• Short task: Which lines hold the word "trung"? Copy each of them.

• Exercise materials:
"""
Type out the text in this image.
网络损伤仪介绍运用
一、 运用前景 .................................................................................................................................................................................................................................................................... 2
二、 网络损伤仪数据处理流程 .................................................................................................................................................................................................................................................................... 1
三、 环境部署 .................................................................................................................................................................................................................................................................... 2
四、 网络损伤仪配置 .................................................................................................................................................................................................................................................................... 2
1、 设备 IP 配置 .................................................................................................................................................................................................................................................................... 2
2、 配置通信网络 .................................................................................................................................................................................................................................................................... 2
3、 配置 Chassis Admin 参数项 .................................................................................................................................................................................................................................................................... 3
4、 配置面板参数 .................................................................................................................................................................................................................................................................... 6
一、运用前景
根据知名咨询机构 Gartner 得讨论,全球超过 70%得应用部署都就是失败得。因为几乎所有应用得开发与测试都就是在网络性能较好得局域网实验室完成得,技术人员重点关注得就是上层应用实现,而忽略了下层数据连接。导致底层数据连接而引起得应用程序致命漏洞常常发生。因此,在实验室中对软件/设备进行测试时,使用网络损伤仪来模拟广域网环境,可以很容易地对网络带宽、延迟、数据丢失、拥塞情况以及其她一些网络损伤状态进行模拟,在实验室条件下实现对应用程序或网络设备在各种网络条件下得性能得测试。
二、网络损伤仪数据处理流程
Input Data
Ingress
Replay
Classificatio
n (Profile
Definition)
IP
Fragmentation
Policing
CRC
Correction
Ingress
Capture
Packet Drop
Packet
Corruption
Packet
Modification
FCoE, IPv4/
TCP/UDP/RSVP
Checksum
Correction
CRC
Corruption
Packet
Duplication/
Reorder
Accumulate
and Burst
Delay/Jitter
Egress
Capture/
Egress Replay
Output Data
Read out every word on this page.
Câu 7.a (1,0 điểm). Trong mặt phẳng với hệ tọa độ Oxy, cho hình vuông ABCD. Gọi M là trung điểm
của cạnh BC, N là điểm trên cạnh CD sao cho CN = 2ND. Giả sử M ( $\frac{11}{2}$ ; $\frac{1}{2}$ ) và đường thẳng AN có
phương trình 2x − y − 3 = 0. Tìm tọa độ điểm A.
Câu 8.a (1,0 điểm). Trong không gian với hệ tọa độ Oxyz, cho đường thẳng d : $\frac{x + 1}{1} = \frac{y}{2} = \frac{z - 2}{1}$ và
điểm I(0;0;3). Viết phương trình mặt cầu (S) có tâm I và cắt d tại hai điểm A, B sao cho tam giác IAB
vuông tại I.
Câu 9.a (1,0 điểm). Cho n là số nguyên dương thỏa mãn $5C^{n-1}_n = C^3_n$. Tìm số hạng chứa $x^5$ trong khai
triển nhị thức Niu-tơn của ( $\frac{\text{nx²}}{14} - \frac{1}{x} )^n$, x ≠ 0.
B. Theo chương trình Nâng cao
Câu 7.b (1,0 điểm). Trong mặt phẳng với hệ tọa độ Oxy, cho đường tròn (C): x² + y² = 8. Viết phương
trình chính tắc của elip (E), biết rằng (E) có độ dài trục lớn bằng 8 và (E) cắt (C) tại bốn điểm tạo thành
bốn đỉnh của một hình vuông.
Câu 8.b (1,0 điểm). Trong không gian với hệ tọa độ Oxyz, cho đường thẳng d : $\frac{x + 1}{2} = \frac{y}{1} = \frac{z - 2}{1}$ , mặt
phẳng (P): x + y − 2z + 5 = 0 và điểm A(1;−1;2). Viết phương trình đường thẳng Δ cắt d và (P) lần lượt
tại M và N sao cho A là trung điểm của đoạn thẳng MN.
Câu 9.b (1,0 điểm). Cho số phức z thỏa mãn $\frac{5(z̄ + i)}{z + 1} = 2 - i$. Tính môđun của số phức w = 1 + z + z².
"""
"""
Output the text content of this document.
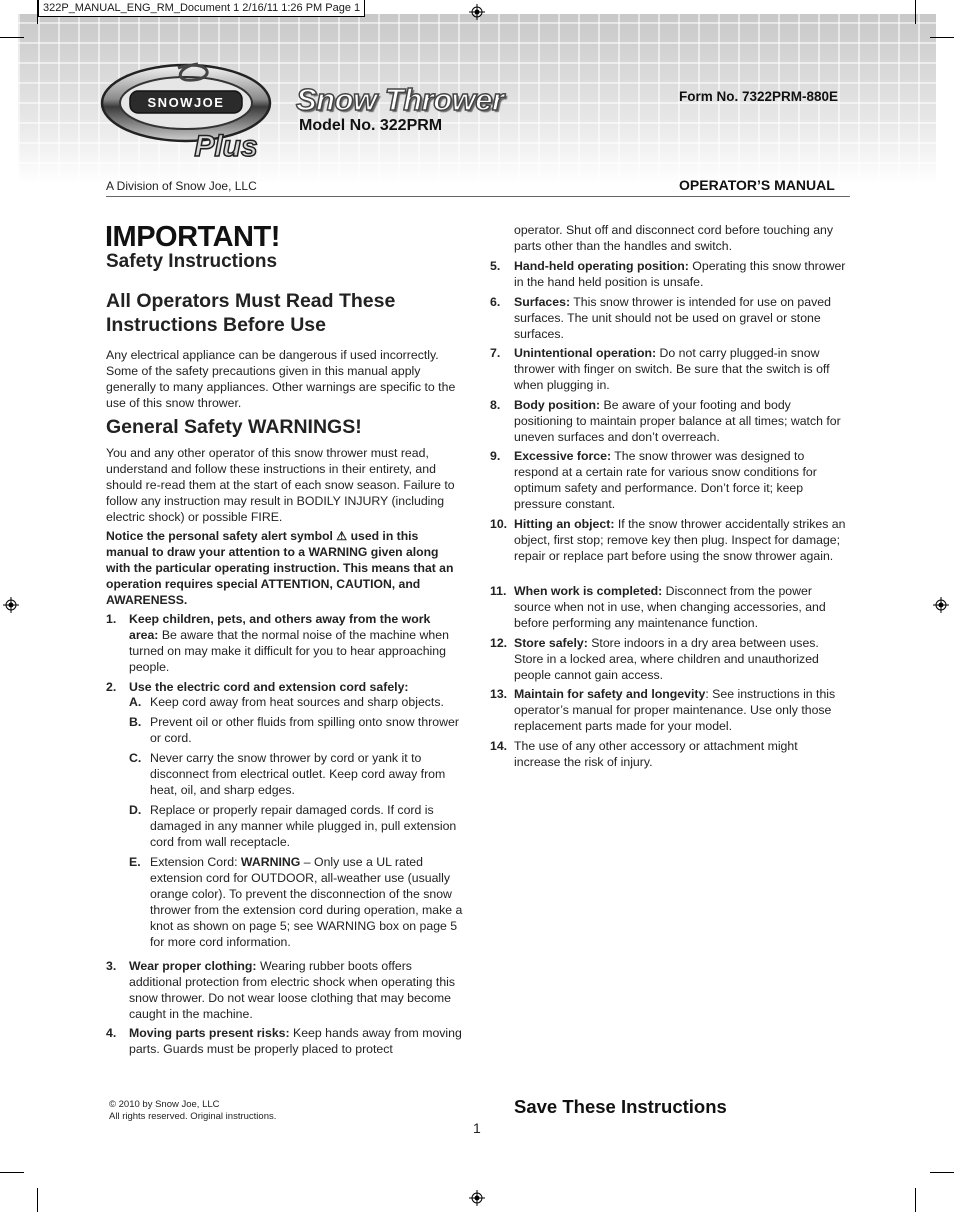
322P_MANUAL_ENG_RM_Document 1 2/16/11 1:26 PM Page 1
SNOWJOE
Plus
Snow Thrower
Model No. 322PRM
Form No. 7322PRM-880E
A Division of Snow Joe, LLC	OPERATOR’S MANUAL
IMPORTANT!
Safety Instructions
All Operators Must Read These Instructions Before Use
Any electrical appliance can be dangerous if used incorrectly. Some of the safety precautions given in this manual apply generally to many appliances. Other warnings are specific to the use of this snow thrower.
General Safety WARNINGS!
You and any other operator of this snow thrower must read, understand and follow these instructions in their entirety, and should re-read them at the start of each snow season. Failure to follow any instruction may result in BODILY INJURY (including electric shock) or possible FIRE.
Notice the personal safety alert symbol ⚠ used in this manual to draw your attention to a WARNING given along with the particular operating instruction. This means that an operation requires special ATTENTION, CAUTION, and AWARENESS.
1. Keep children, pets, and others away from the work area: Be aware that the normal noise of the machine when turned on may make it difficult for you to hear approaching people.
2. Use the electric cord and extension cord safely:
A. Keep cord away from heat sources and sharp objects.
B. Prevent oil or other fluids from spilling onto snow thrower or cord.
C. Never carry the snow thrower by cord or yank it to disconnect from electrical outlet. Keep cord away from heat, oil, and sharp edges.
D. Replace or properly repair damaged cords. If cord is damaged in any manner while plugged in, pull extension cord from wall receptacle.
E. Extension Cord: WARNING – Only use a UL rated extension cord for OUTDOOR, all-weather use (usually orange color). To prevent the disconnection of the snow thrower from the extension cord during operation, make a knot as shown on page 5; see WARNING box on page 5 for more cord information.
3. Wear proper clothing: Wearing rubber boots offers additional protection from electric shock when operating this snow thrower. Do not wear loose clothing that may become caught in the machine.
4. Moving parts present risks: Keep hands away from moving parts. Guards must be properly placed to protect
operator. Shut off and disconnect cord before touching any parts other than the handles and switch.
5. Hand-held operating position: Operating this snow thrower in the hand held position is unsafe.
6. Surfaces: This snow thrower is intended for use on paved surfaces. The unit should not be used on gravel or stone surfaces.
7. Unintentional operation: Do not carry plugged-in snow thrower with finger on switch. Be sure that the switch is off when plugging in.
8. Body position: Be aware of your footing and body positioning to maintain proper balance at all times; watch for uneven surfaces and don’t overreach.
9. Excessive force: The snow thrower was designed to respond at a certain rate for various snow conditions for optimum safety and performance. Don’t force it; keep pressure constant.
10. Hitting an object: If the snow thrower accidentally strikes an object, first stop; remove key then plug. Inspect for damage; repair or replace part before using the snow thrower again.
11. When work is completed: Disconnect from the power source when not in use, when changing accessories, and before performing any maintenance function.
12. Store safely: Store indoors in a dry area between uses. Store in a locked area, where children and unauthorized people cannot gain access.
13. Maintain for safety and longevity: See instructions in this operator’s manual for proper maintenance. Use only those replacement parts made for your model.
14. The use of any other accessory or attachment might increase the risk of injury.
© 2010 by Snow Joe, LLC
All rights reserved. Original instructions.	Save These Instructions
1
"""
"""
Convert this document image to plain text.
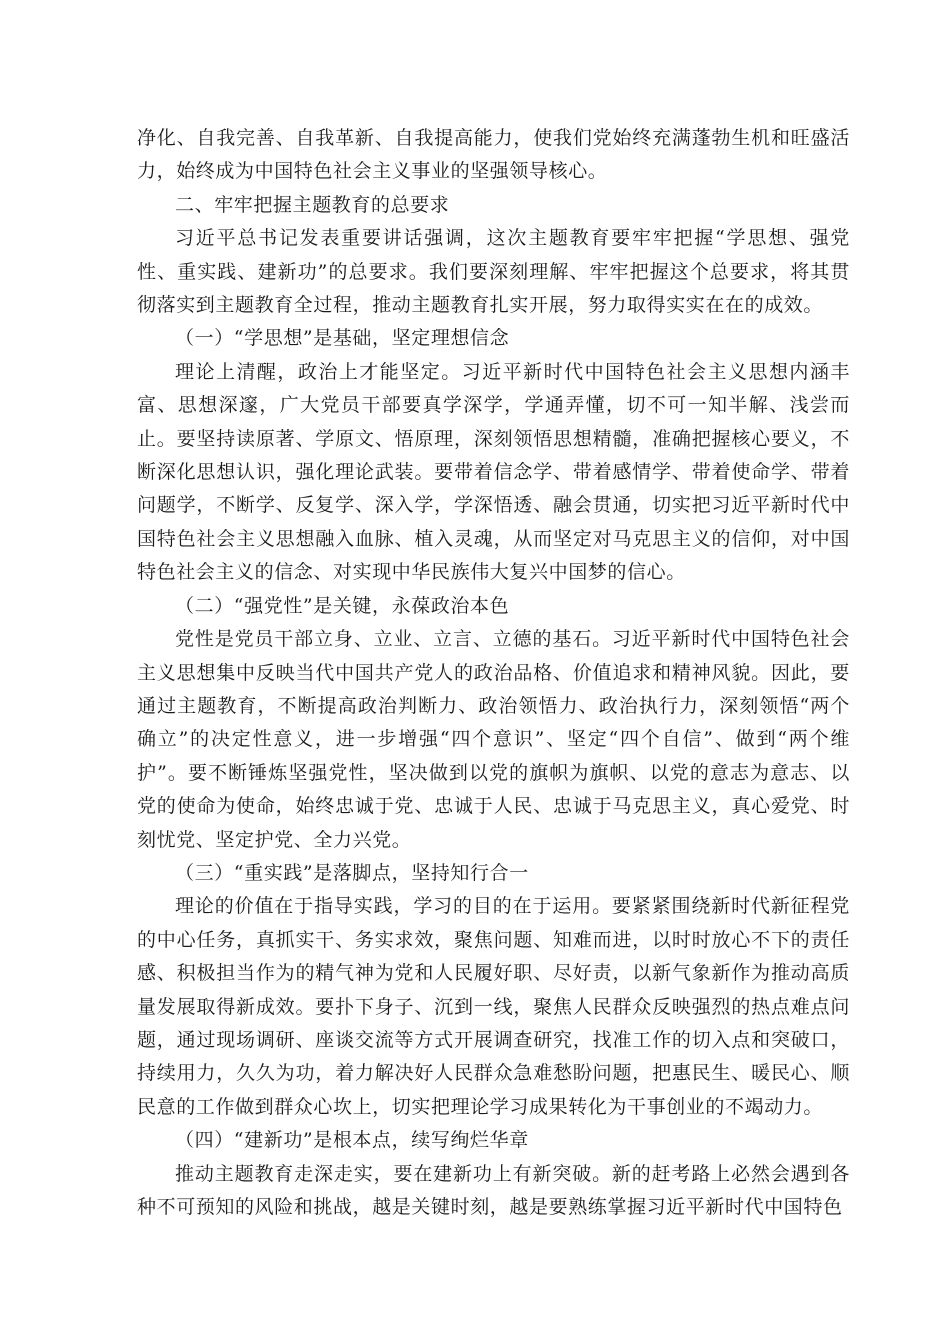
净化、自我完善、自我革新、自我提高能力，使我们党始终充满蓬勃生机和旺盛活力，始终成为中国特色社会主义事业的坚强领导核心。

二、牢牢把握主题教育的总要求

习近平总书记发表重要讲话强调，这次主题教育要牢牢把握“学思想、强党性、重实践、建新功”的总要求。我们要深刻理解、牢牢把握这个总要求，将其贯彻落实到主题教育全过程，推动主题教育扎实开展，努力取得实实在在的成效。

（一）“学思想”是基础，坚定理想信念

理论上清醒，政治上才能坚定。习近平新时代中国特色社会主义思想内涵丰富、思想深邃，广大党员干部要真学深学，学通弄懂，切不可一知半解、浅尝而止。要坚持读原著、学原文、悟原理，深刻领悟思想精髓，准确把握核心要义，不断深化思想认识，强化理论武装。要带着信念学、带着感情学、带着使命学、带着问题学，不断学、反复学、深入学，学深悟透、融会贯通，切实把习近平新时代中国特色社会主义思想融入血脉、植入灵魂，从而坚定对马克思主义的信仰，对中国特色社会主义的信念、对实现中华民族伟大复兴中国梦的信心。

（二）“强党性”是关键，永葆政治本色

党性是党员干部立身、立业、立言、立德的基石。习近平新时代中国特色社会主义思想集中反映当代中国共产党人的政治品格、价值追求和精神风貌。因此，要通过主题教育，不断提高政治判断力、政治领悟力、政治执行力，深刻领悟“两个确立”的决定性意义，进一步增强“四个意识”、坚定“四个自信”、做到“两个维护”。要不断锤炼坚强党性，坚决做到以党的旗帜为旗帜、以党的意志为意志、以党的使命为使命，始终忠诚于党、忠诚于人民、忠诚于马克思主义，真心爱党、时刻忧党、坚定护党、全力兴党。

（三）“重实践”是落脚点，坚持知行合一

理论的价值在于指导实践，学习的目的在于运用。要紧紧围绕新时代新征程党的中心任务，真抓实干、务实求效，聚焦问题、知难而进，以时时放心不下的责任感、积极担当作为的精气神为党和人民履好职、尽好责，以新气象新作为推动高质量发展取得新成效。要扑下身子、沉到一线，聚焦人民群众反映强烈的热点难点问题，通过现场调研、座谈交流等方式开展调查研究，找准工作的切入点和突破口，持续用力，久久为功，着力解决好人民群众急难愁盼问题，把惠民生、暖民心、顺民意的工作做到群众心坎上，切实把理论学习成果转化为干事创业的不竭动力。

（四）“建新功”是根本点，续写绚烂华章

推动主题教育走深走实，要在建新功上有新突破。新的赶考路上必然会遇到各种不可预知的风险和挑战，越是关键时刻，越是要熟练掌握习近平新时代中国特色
"""
• Exercise solution:
Câu 7.a (1,0 điểm). Trong mặt phẳng với hệ tọa độ Oxy, cho hình vuông ABCD. Gọi M là trung điểm
tại M và N sao cho A là trung điểm của đoạn thẳng MN.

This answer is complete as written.